**Problem requirements:** Write out the data below exactly as given, without any of its pictures.

**Material for this exercise:**
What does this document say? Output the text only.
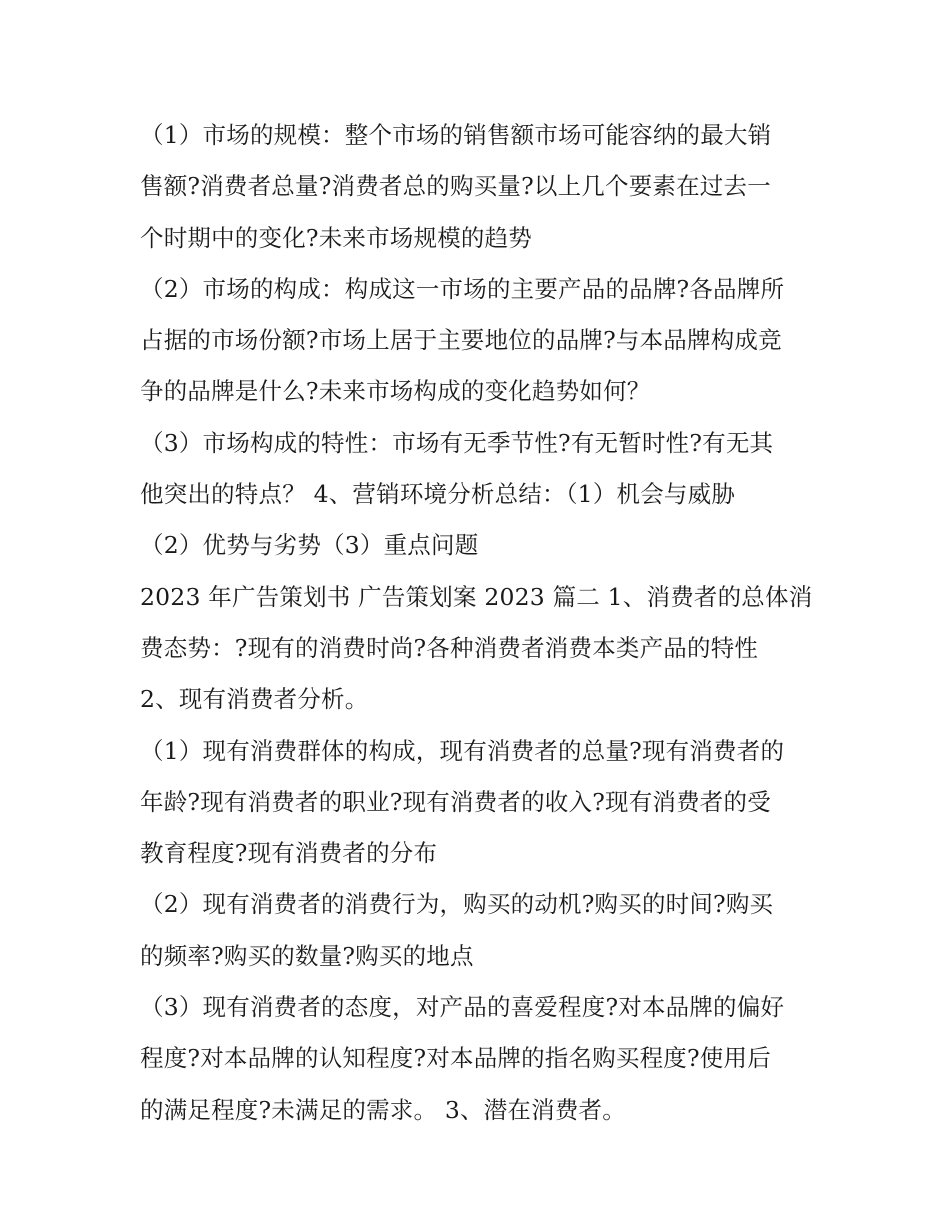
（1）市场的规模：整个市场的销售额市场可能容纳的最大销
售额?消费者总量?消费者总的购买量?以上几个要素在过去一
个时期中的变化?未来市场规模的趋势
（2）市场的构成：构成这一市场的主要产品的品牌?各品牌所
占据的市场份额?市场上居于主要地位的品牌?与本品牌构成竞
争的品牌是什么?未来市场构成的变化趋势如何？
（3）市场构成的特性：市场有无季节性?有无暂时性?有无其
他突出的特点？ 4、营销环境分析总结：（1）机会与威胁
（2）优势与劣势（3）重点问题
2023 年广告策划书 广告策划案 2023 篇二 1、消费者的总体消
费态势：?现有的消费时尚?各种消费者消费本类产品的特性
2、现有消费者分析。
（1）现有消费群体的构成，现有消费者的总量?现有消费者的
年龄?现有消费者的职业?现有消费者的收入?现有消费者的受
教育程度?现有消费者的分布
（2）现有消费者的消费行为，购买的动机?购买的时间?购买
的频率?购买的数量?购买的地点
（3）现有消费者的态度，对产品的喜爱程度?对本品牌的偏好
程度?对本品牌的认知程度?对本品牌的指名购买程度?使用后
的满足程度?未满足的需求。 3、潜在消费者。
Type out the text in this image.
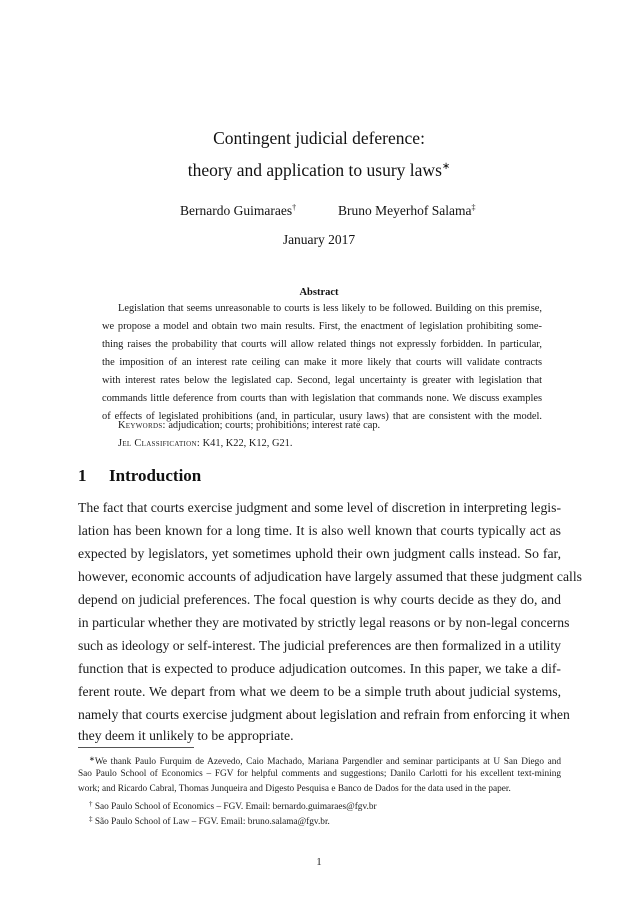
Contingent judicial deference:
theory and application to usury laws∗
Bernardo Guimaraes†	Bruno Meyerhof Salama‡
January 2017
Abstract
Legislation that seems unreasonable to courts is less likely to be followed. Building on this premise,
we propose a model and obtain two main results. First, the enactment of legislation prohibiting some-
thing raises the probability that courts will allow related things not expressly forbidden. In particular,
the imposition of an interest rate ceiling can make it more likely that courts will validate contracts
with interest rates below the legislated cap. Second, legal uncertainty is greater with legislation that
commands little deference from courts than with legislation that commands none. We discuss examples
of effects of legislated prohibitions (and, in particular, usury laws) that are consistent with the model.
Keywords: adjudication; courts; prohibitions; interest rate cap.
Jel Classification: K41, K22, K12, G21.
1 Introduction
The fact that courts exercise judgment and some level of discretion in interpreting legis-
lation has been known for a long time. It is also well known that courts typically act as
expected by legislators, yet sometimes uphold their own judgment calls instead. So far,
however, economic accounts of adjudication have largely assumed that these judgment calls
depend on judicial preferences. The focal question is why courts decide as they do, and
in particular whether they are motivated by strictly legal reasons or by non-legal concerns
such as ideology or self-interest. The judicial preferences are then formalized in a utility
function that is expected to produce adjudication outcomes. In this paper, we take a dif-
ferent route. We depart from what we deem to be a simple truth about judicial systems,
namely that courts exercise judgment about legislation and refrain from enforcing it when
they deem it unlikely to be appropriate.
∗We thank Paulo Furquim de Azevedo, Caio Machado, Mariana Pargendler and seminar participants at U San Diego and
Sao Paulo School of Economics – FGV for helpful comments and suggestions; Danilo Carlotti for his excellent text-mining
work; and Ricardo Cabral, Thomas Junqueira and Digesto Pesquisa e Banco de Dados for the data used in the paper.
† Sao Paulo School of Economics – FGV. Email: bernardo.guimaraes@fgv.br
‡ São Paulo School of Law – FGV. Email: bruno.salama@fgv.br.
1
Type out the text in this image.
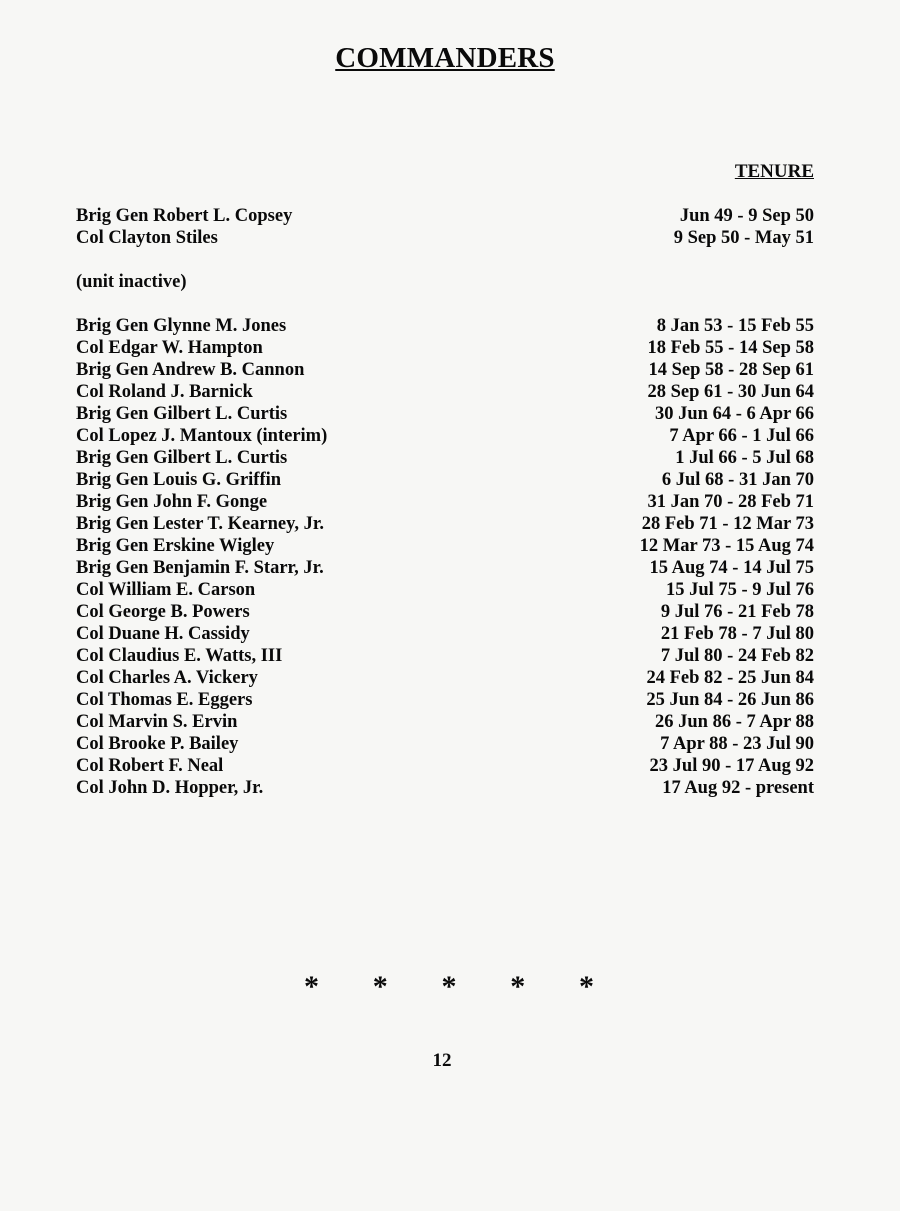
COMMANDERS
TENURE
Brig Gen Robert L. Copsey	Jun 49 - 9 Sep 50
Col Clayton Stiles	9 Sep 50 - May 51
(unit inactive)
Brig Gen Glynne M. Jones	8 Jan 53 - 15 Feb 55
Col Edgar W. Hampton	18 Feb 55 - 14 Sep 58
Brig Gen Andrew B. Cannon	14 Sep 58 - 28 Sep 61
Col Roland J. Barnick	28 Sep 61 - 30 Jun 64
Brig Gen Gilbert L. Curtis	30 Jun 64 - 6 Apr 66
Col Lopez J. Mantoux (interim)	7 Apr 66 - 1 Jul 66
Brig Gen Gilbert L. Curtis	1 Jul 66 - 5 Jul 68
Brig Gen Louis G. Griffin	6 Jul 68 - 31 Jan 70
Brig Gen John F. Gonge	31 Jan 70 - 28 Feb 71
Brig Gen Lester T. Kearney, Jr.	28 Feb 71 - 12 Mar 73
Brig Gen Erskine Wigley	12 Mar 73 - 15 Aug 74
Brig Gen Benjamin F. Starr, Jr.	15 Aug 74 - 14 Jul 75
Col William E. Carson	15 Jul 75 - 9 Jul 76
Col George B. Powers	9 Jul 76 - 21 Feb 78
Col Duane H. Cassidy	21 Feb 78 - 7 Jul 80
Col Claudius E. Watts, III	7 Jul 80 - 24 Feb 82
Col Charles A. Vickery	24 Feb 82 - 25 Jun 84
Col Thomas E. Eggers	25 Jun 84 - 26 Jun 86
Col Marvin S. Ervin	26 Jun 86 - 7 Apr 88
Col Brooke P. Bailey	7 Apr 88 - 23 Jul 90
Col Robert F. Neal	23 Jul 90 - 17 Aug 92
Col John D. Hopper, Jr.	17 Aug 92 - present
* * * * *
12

**Answer to this task:**
What does this document say? Output the text only.
（1）市场的规模：整个市场的销售额市场可能容纳的最大销
售额?消费者总量?消费者总的购买量?以上几个要素在过去一
个时期中的变化?未来市场规模的趋势
（2）市场的构成：构成这一市场的主要产品的品牌?各品牌所
占据的市场份额?市场上居于主要地位的品牌?与本品牌构成竞
争的品牌是什么?未来市场构成的变化趋势如何？
（3）市场构成的特性：市场有无季节性?有无暂时性?有无其
他突出的特点？ 4、营销环境分析总结：（1）机会与威胁
（2）优势与劣势（3）重点问题
2023 年广告策划书 广告策划案 2023 篇二 1、消费者的总体消
费态势：?现有的消费时尚?各种消费者消费本类产品的特性
2、现有消费者分析。
（1）现有消费群体的构成，现有消费者的总量?现有消费者的
年龄?现有消费者的职业?现有消费者的收入?现有消费者的受
教育程度?现有消费者的分布
（2）现有消费者的消费行为，购买的动机?购买的时间?购买
的频率?购买的数量?购买的地点
（3）现有消费者的态度，对产品的喜爱程度?对本品牌的偏好
程度?对本品牌的认知程度?对本品牌的指名购买程度?使用后
的满足程度?未满足的需求。 3、潜在消费者。
Type out the text in this image.
Contingent judicial deference:
theory and application to usury laws∗
Bernardo Guimaraes†	Bruno Meyerhof Salama‡
January 2017
Abstract
Legislation that seems unreasonable to courts is less likely to be followed. Building on this premise,
we propose a model and obtain two main results. First, the enactment of legislation prohibiting some-
thing raises the probability that courts will allow related things not expressly forbidden. In particular,
the imposition of an interest rate ceiling can make it more likely that courts will validate contracts
with interest rates below the legislated cap. Second, legal uncertainty is greater with legislation that
commands little deference from courts than with legislation that commands none. We discuss examples
of effects of legislated prohibitions (and, in particular, usury laws) that are consistent with the model.
Keywords: adjudication; courts; prohibitions; interest rate cap.
Jel Classification: K41, K22, K12, G21.
1 Introduction
The fact that courts exercise judgment and some level of discretion in interpreting legis-
lation has been known for a long time. It is also well known that courts typically act as
expected by legislators, yet sometimes uphold their own judgment calls instead. So far,
however, economic accounts of adjudication have largely assumed that these judgment calls
depend on judicial preferences. The focal question is why courts decide as they do, and
in particular whether they are motivated by strictly legal reasons or by non-legal concerns
such as ideology or self-interest. The judicial preferences are then formalized in a utility
function that is expected to produce adjudication outcomes. In this paper, we take a dif-
ferent route. We depart from what we deem to be a simple truth about judicial systems,
namely that courts exercise judgment about legislation and refrain from enforcing it when
they deem it unlikely to be appropriate.
∗We thank Paulo Furquim de Azevedo, Caio Machado, Mariana Pargendler and seminar participants at U San Diego and
Sao Paulo School of Economics – FGV for helpful comments and suggestions; Danilo Carlotti for his excellent text-mining
work; and Ricardo Cabral, Thomas Junqueira and Digesto Pesquisa e Banco de Dados for the data used in the paper.
† Sao Paulo School of Economics – FGV. Email: bernardo.guimaraes@fgv.br
‡ São Paulo School of Law – FGV. Email: bruno.salama@fgv.br.
1
Type out the text in this image.
COMMANDERS
TENURE
Brig Gen Robert L. Copsey	Jun 49 - 9 Sep 50
Col Clayton Stiles	9 Sep 50 - May 51
(unit inactive)
Brig Gen Glynne M. Jones	8 Jan 53 - 15 Feb 55
Col Edgar W. Hampton	18 Feb 55 - 14 Sep 58
Brig Gen Andrew B. Cannon	14 Sep 58 - 28 Sep 61
Col Roland J. Barnick	28 Sep 61 - 30 Jun 64
Brig Gen Gilbert L. Curtis	30 Jun 64 - 6 Apr 66
Col Lopez J. Mantoux (interim)	7 Apr 66 - 1 Jul 66
Brig Gen Gilbert L. Curtis	1 Jul 66 - 5 Jul 68
Brig Gen Louis G. Griffin	6 Jul 68 - 31 Jan 70
Brig Gen John F. Gonge	31 Jan 70 - 28 Feb 71
Brig Gen Lester T. Kearney, Jr.	28 Feb 71 - 12 Mar 73
Brig Gen Erskine Wigley	12 Mar 73 - 15 Aug 74
Brig Gen Benjamin F. Starr, Jr.	15 Aug 74 - 14 Jul 75
Col William E. Carson	15 Jul 75 - 9 Jul 76
Col George B. Powers	9 Jul 76 - 21 Feb 78
Col Duane H. Cassidy	21 Feb 78 - 7 Jul 80
Col Claudius E. Watts, III	7 Jul 80 - 24 Feb 82
Col Charles A. Vickery	24 Feb 82 - 25 Jun 84
Col Thomas E. Eggers	25 Jun 84 - 26 Jun 86
Col Marvin S. Ervin	26 Jun 86 - 7 Apr 88
Col Brooke P. Bailey	7 Apr 88 - 23 Jul 90
Col Robert F. Neal	23 Jul 90 - 17 Aug 92
Col John D. Hopper, Jr.	17 Aug 92 - present
* * * * *
12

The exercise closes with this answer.